» **Consignes**
1. Renvoyez mot pour mot le passage de l'article sur la santé des seniors au travail compris entre « Les résultats révélés » et « particulier les cadres. », ces deux bornes incluses.
2. Prolongez l'article sur la santé des seniors au travail à partir de sa dernière phrase.

» **Texte extrait**

• • • •

Les résultats révélés en exclusivité par Le Monde, mercredi 19 avril, annoncent trois enjeux majeurs pour les responsables des ressources humaines en 2023 : la santé des seniors, le maintien de leur rémunération, et l’anticipation de l’évolution professionnelle des salariés dès l’âge de 40 ans.

Plus des deux tiers (68 %) des actifs de 40-59 ans craignent de ne pas être suffisamment en bonne santé pour tenir jusqu’à la retraite, souligne notamment l’étude. En 2019, le ministère du travail indiquait déjà que 37 % de l’ensemble des salariés ne s’estimaient pas capables de poursuivre jusqu’à la retraite. Au-delà des questions de santé, 52 % redoutent aujourd’hui la fatigue, la lassitude et une perte de motivation, en particulier les cadres.

Les possibles difficultés de santé en fin de carrière touchent davantage les femmes (71 %) que les hommes (65 %), même si elles préoccupent toutes les catégories professionnelles, et plus fortement les ouvriers (72 %) que les cadres (62 %). Ces inquiétudes peuvent s’expliquer par l’importante intensification du travail, ininterrompue depuis les années 2000.

• • • •

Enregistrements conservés

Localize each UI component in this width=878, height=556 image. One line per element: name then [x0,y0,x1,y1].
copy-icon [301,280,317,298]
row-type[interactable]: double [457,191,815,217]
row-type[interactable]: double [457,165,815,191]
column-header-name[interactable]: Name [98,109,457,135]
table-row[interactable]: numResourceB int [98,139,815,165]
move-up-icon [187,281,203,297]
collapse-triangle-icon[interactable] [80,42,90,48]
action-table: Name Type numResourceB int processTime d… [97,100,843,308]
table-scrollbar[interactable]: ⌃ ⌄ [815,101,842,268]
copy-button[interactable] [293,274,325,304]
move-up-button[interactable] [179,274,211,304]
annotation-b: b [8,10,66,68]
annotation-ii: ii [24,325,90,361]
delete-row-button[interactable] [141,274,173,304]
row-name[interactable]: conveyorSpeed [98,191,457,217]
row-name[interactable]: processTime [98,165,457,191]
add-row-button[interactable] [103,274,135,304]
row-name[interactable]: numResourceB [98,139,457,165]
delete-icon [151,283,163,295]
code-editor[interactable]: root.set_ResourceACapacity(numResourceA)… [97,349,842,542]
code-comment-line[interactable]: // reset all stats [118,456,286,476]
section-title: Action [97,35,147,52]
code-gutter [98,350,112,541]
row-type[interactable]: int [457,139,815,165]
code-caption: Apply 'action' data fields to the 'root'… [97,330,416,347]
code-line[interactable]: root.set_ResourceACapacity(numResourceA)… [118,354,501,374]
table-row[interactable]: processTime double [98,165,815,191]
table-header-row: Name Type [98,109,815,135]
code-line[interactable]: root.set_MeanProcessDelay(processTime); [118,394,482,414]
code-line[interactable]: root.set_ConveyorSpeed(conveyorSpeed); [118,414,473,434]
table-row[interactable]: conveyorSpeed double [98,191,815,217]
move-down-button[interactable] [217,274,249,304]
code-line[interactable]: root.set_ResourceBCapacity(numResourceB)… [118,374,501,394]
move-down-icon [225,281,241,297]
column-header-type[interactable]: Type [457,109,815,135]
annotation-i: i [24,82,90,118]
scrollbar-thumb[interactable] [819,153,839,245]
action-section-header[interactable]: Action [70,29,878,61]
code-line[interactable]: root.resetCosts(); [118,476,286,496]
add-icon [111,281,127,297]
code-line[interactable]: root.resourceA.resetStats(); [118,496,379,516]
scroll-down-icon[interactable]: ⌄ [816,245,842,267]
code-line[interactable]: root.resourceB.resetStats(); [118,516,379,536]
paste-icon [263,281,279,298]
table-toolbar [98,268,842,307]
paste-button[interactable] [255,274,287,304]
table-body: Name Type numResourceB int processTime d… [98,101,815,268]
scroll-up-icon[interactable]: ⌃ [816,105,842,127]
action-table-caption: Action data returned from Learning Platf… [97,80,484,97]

• • • •

» **Réponses attendues**
1.
Les résultats révélés en exclusivité par Le Monde, mercredi 19 avril, annoncent trois enjeux majeurs pour les responsables des ressources humaines en 2023 : la santé des seniors, le maintien de leur rémunération, et l’anticipation de l’évolution professionnelle des salariés dès l’âge de 40 ans.

Plus des deux tiers (68 %) des actifs de 40-59 ans craignent de ne pas être suffisamment en bonne santé pour tenir jusqu’à la retraite, souligne notamment l’étude. En 2019, le ministère du travail indiquait déjà que 37 % de l’ensemble des salariés ne s’estimaient pas capables de poursuivre jusqu’à la retraite. Au-delà des questions de santé, 52 % redoutent aujourd’hui la fatigue, la lassitude et une perte de motivation, en particulier les cadres.

2.
Faible succès de la retraite progressive

Mais pour Sandra Hoibian, la directrice générale du Crédoc, c’est le manque de considération des effets de la tertiarisation qui a mis les femmes en première ligne : « Il y a des taux d’inquiétude importants dans les métiers de service, où la pénibilité psychique et physique est peu prise en compte. Les femmes aux carrières hachées et aux doubles journées sont plus nombreuses dans les métiers de service, du soin et du commerce, où il faut travailler vite, répondre aux sollicitations dans l’heure, et toujours avec le sourire. Leur charge émotionnelle est importante. »

Lire aussi : Article réservé à nos abonnés Emploi des seniors : le double discours des recruteurs

Les actifs de plus de 40 ans sont également nombreux (52 %) à craindre une éventuelle dégradation de leurs revenus en fin de carrière. Ce qui explique, entre autres, le faible succès des dispositifs de type temps partiel ou retraite progressive pour les dernières années d’activité professionnelle, qui se traduiraient par une perte de salaire. Le seul dispositif de fin de carrière qui recueille l’intérêt des actifs interrogés par le Crédoc est une réduction du temps de travail avec maintien des revenus. L’inflation est passée par là.